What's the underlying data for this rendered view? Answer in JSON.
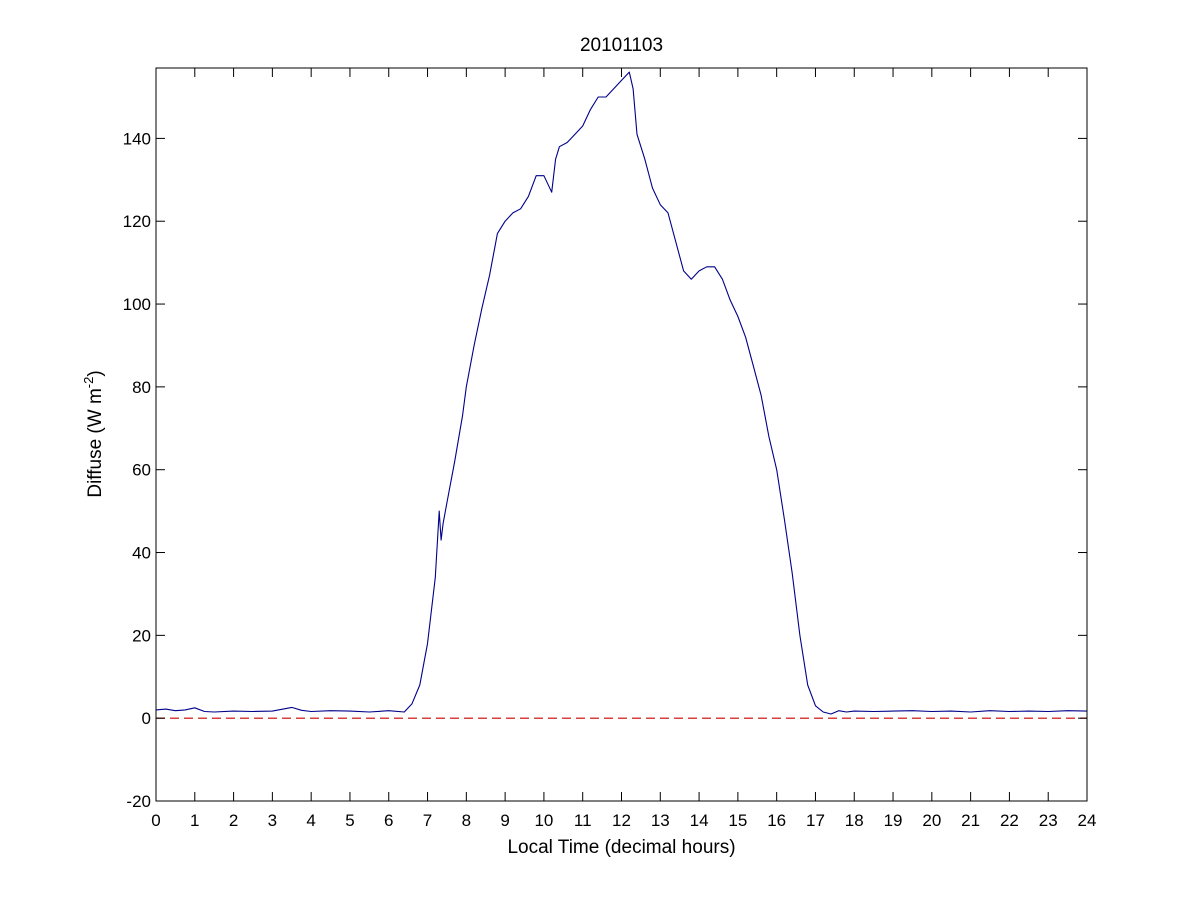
{
  "chart_data": {
    "type": "line",
    "title": "20101103",
    "xlabel": "Local Time (decimal hours)",
    "ylabel_main": "Diffuse (W m",
    "ylabel_sup": "-2",
    "ylabel_close": ")",
    "xlim": [
      0,
      24
    ],
    "ylim": [
      -20,
      157
    ],
    "xticks": [
      0,
      1,
      2,
      3,
      4,
      5,
      6,
      7,
      8,
      9,
      10,
      11,
      12,
      13,
      14,
      15,
      16,
      17,
      18,
      19,
      20,
      21,
      22,
      23,
      24
    ],
    "yticks": [
      -20,
      0,
      20,
      40,
      60,
      80,
      100,
      120,
      140
    ],
    "grid": false,
    "series": [
      {
        "color": "#00008b",
        "x": [
          0,
          0.25,
          0.5,
          0.75,
          1.0,
          1.25,
          1.5,
          2.0,
          2.5,
          3.0,
          3.5,
          3.75,
          4.0,
          4.5,
          5.0,
          5.5,
          6.0,
          6.4,
          6.6,
          6.8,
          7.0,
          7.2,
          7.3,
          7.35,
          7.4,
          7.5,
          7.7,
          7.9,
          8.0,
          8.2,
          8.4,
          8.6,
          8.8,
          9.0,
          9.2,
          9.4,
          9.6,
          9.8,
          10.0,
          10.2,
          10.3,
          10.4,
          10.6,
          10.8,
          11.0,
          11.2,
          11.4,
          11.6,
          11.8,
          12.0,
          12.2,
          12.3,
          12.4,
          12.6,
          12.8,
          13.0,
          13.2,
          13.4,
          13.6,
          13.8,
          14.0,
          14.2,
          14.4,
          14.6,
          14.8,
          15.0,
          15.2,
          15.4,
          15.6,
          15.8,
          16.0,
          16.2,
          16.4,
          16.6,
          16.8,
          17.0,
          17.2,
          17.4,
          17.6,
          17.8,
          18.0,
          18.5,
          19.0,
          19.5,
          20.0,
          20.5,
          21.0,
          21.5,
          22.0,
          22.5,
          23.0,
          23.5,
          24.0
        ],
        "y": [
          2.0,
          2.2,
          1.8,
          2.0,
          2.5,
          1.6,
          1.5,
          1.7,
          1.6,
          1.7,
          2.6,
          1.9,
          1.6,
          1.8,
          1.7,
          1.5,
          1.8,
          1.5,
          3.5,
          8.0,
          18.0,
          34.0,
          50.0,
          43.0,
          47.0,
          52.0,
          62.0,
          73.0,
          80.0,
          90.0,
          99.0,
          107.0,
          117.0,
          120.0,
          122.0,
          123.0,
          126.0,
          131.0,
          131.0,
          127.0,
          135.0,
          138.0,
          139.0,
          141.0,
          143.0,
          147.0,
          150.0,
          150.0,
          152.0,
          154.0,
          156.0,
          152.0,
          141.0,
          135.0,
          128.0,
          124.0,
          122.0,
          115.0,
          108.0,
          106.0,
          108.0,
          109.0,
          109.0,
          106.0,
          101.0,
          97.0,
          92.0,
          85.0,
          78.0,
          68.0,
          60.0,
          48.0,
          35.0,
          20.0,
          8.0,
          3.0,
          1.5,
          1.0,
          1.8,
          1.5,
          1.7,
          1.6,
          1.7,
          1.8,
          1.6,
          1.7,
          1.5,
          1.8,
          1.6,
          1.7,
          1.6,
          1.8,
          1.7
        ]
      }
    ],
    "reference_line": {
      "y": 0,
      "style": "dashed",
      "color": "#cc0000"
    }
  }
}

※ ※ ※

### REQUIRED WORK
Transcribe all the records above word for word, without their images.

### OUTPUT
What's the underlying data for this rendered view? Answer in JSON.
{
  "chart_data": {
    "type": "line",
    "title": "20101103",
    "xlabel": "Local Time (decimal hours)",
    "ylabel_main": "Diffuse (W m",
    "ylabel_sup": "-2",
    "ylabel_close": ")",
    "xlim": [
      0,
      24
    ],
    "ylim": [
      -20,
      157
    ],
    "xticks": [
      0,
      1,
      2,
      3,
      4,
      5,
      6,
      7,
      8,
      9,
      10,
      11,
      12,
      13,
      14,
      15,
      16,
      17,
      18,
      19,
      20,
      21,
      22,
      23,
      24
    ],
    "yticks": [
      -20,
      0,
      20,
      40,
      60,
      80,
      100,
      120,
      140
    ],
    "grid": false,
    "series": [
      {
        "color": "#00008b",
        "x": [
          0,
          0.25,
          0.5,
          0.75,
          1.0,
          1.25,
          1.5,
          2.0,
          2.5,
          3.0,
          3.5,
          3.75,
          4.0,
          4.5,
          5.0,
          5.5,
          6.0,
          6.4,
          6.6,
          6.8,
          7.0,
          7.2,
          7.3,
          7.35,
          7.4,
          7.5,
          7.7,
          7.9,
          8.0,
          8.2,
          8.4,
          8.6,
          8.8,
          9.0,
          9.2,
          9.4,
          9.6,
          9.8,
          10.0,
          10.2,
          10.3,
          10.4,
          10.6,
          10.8,
          11.0,
          11.2,
          11.4,
          11.6,
          11.8,
          12.0,
          12.2,
          12.3,
          12.4,
          12.6,
          12.8,
          13.0,
          13.2,
          13.4,
          13.6,
          13.8,
          14.0,
          14.2,
          14.4,
          14.6,
          14.8,
          15.0,
          15.2,
          15.4,
          15.6,
          15.8,
          16.0,
          16.2,
          16.4,
          16.6,
          16.8,
          17.0,
          17.2,
          17.4,
          17.6,
          17.8,
          18.0,
          18.5,
          19.0,
          19.5,
          20.0,
          20.5,
          21.0,
          21.5,
          22.0,
          22.5,
          23.0,
          23.5,
          24.0
        ],
        "y": [
          2.0,
          2.2,
          1.8,
          2.0,
          2.5,
          1.6,
          1.5,
          1.7,
          1.6,
          1.7,
          2.6,
          1.9,
          1.6,
          1.8,
          1.7,
          1.5,
          1.8,
          1.5,
          3.5,
          8.0,
          18.0,
          34.0,
          50.0,
          43.0,
          47.0,
          52.0,
          62.0,
          73.0,
          80.0,
          90.0,
          99.0,
          107.0,
          117.0,
          120.0,
          122.0,
          123.0,
          126.0,
          131.0,
          131.0,
          127.0,
          135.0,
          138.0,
          139.0,
          141.0,
          143.0,
          147.0,
          150.0,
          150.0,
          152.0,
          154.0,
          156.0,
          152.0,
          141.0,
          135.0,
          128.0,
          124.0,
          122.0,
          115.0,
          108.0,
          106.0,
          108.0,
          109.0,
          109.0,
          106.0,
          101.0,
          97.0,
          92.0,
          85.0,
          78.0,
          68.0,
          60.0,
          48.0,
          35.0,
          20.0,
          8.0,
          3.0,
          1.5,
          1.0,
          1.8,
          1.5,
          1.7,
          1.6,
          1.7,
          1.8,
          1.6,
          1.7,
          1.5,
          1.8,
          1.6,
          1.7,
          1.6,
          1.8,
          1.7
        ]
      }
    ],
    "reference_line": {
      "y": 0,
      "style": "dashed",
      "color": "#cc0000"
    }
  }
}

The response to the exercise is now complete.